Aim of the task — Some lines in the listing below may include the string "Modelo". How many are there? Give only the number.

(Extracted data entries)
++++++

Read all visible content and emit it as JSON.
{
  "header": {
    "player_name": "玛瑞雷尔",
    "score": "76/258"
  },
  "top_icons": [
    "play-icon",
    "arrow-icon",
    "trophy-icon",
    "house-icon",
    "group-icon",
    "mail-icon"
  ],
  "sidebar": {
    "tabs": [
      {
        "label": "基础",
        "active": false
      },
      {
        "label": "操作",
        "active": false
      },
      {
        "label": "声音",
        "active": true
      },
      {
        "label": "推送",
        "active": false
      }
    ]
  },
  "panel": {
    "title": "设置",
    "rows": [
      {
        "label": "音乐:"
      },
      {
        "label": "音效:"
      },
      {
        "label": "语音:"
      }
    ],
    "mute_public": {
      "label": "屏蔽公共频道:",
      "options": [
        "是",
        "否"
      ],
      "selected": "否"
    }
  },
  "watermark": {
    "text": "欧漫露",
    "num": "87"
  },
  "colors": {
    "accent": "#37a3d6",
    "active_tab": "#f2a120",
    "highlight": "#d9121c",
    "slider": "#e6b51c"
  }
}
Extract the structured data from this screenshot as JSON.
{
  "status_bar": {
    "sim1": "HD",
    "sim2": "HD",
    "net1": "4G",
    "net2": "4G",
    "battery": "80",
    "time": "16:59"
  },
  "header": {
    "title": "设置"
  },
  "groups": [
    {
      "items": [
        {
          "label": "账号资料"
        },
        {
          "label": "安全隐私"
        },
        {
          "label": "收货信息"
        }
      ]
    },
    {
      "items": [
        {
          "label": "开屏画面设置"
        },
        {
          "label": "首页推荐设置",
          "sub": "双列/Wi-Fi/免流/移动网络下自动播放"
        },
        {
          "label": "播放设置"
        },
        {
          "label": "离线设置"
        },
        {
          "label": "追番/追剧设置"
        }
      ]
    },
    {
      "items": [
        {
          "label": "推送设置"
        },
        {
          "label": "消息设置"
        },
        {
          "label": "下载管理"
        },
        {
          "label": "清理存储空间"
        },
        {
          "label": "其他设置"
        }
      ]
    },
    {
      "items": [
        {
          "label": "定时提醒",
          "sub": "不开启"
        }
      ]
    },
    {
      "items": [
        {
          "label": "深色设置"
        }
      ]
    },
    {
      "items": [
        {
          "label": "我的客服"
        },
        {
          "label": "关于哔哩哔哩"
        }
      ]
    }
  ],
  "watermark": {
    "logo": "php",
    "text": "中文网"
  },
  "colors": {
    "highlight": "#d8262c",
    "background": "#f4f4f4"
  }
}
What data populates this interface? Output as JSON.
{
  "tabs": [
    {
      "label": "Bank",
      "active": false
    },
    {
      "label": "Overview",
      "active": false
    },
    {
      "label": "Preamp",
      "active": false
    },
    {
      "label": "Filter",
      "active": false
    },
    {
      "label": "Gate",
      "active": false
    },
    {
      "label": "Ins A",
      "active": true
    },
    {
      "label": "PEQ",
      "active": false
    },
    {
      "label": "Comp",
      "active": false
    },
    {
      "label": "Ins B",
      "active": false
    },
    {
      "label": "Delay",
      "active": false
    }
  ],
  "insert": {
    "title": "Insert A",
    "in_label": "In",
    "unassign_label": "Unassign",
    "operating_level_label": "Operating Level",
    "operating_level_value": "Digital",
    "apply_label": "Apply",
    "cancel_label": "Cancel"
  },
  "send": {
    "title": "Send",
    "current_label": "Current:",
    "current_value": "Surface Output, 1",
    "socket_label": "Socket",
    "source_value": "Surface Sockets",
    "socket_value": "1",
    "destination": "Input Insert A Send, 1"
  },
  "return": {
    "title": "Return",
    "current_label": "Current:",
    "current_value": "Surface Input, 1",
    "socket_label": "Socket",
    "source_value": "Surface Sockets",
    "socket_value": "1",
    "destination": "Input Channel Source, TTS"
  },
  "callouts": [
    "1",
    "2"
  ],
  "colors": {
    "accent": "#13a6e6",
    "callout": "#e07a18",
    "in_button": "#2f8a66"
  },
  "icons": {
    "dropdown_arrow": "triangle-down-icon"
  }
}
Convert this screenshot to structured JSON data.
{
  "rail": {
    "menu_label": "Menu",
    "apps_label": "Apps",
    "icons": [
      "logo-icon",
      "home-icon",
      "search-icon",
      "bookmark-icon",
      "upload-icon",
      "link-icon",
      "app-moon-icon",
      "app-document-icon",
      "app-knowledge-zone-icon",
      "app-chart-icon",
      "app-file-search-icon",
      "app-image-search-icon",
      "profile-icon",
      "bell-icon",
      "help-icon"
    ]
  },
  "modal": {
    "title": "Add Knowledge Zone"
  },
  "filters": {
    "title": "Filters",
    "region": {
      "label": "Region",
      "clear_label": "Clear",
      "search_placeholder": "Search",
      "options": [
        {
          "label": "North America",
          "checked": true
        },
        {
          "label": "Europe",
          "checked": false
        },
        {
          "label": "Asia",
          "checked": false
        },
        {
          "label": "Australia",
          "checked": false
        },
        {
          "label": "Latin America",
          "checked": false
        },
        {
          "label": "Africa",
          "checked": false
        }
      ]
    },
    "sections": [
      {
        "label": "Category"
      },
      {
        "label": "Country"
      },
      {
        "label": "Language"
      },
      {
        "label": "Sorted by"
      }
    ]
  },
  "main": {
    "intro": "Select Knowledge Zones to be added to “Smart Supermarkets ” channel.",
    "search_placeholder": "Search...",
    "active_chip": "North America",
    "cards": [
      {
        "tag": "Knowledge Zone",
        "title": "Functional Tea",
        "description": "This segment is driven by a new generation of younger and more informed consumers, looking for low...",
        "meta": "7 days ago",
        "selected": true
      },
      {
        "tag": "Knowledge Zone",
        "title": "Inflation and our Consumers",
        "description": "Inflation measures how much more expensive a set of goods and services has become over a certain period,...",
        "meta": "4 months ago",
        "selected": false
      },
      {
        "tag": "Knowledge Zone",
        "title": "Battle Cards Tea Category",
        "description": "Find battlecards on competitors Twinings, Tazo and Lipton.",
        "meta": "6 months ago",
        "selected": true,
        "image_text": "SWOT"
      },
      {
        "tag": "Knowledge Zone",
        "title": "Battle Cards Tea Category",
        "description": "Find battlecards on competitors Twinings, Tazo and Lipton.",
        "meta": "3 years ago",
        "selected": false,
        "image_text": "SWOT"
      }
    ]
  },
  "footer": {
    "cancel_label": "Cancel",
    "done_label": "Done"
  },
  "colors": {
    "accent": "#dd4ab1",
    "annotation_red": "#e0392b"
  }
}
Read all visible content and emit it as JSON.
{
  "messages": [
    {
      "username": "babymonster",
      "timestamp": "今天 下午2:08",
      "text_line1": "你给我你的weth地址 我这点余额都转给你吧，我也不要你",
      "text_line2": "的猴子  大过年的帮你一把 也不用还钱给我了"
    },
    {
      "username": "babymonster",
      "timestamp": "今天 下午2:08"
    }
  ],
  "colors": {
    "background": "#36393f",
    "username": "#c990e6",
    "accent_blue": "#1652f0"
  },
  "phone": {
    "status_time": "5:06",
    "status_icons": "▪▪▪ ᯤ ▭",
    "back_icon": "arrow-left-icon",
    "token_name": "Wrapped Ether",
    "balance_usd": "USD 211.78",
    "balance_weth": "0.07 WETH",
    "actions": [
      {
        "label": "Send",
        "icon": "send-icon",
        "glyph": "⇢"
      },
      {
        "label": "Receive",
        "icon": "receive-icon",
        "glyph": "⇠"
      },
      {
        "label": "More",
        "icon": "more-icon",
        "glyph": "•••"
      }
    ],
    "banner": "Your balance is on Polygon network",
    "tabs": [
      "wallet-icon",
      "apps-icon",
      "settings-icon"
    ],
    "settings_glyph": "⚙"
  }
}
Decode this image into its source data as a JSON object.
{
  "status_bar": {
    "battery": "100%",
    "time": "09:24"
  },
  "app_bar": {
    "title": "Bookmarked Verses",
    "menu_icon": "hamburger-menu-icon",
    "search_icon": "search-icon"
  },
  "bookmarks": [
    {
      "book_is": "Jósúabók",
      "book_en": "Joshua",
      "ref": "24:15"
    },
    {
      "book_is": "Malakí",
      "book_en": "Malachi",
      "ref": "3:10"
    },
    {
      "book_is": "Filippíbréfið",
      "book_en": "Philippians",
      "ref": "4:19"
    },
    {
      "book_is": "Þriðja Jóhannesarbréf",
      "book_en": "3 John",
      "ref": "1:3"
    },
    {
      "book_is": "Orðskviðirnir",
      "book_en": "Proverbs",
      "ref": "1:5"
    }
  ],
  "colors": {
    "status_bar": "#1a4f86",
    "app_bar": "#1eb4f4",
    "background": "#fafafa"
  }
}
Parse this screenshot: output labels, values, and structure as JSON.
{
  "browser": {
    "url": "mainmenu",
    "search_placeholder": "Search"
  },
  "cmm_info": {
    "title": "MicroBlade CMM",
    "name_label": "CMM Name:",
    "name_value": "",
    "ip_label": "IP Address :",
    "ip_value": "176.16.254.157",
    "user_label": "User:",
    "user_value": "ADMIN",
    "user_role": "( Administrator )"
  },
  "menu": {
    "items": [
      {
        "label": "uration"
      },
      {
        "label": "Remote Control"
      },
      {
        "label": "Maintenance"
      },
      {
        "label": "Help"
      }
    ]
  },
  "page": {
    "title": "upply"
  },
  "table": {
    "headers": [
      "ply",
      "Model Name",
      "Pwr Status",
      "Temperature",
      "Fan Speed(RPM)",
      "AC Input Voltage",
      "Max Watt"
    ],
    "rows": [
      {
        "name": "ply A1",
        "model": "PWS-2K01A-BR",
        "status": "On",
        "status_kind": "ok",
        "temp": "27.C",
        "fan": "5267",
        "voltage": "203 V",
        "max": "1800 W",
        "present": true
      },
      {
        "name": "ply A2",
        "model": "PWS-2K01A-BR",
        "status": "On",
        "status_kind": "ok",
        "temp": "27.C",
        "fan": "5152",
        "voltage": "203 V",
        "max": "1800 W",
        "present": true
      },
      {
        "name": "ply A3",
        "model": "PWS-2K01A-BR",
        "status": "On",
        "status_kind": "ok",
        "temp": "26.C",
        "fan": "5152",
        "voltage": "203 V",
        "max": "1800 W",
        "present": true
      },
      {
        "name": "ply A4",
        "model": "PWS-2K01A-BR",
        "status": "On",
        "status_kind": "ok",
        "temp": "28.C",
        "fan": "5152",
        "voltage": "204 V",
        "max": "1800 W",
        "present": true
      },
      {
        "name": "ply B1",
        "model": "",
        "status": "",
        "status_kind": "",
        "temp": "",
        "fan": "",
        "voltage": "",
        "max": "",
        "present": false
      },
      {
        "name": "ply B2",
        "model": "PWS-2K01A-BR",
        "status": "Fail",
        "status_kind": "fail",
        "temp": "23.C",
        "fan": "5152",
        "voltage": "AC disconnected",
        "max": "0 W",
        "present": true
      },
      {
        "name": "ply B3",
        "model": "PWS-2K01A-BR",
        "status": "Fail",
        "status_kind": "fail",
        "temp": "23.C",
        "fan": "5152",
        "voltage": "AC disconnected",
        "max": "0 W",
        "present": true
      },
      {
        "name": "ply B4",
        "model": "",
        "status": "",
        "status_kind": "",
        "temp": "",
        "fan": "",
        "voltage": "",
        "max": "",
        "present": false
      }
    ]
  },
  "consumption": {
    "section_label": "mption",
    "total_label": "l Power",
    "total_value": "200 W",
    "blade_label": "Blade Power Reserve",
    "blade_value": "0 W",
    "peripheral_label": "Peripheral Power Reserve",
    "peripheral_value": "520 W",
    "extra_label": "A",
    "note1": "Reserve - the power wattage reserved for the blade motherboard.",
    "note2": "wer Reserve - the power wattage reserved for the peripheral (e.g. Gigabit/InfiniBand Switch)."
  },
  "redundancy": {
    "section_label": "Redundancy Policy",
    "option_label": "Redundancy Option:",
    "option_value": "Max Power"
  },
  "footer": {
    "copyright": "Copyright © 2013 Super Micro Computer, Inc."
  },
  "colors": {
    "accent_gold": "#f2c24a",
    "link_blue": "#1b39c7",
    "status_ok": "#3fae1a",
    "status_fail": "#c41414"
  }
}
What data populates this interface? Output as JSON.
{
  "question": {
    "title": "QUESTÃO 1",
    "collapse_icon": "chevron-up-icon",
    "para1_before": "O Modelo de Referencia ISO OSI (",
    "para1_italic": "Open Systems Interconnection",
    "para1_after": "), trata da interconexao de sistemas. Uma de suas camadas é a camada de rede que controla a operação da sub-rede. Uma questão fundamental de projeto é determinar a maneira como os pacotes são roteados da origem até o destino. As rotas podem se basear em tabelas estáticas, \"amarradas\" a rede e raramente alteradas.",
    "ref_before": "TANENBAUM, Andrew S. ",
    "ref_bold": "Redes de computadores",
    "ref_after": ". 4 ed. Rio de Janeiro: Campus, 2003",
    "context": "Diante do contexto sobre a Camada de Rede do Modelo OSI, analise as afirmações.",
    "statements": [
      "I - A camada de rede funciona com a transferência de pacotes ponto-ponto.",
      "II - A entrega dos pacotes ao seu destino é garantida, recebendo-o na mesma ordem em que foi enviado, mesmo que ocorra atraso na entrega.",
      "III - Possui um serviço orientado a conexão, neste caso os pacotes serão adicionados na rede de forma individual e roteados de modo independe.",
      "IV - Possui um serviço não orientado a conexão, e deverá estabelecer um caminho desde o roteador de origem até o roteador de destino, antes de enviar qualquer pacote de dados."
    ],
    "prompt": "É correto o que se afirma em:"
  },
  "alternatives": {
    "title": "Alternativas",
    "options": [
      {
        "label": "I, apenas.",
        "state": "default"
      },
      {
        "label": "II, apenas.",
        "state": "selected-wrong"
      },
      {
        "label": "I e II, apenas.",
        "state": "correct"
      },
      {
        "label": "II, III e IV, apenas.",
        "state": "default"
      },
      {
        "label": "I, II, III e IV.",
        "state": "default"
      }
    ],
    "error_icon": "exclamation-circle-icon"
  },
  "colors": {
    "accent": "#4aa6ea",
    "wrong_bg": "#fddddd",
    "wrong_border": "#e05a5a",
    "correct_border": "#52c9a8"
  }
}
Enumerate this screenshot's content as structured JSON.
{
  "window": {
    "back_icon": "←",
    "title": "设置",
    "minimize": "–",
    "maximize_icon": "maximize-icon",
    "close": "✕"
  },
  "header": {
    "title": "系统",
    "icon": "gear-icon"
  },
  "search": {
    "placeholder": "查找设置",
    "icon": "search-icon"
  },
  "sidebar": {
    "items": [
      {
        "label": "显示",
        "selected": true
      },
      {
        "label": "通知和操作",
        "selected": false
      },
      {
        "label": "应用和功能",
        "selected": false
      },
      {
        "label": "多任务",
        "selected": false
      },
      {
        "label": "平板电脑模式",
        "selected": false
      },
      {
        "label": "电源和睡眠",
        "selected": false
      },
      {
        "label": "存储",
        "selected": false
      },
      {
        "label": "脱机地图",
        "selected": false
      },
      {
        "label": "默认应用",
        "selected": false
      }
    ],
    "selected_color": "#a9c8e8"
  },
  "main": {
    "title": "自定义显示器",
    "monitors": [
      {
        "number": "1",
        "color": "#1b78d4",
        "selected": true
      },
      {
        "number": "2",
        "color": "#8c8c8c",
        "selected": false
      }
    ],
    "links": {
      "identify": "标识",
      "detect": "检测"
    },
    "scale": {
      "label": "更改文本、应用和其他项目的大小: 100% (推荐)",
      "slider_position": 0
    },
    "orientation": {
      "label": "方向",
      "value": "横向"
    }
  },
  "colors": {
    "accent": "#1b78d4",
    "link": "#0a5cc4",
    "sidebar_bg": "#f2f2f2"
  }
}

++++++

Task result — 2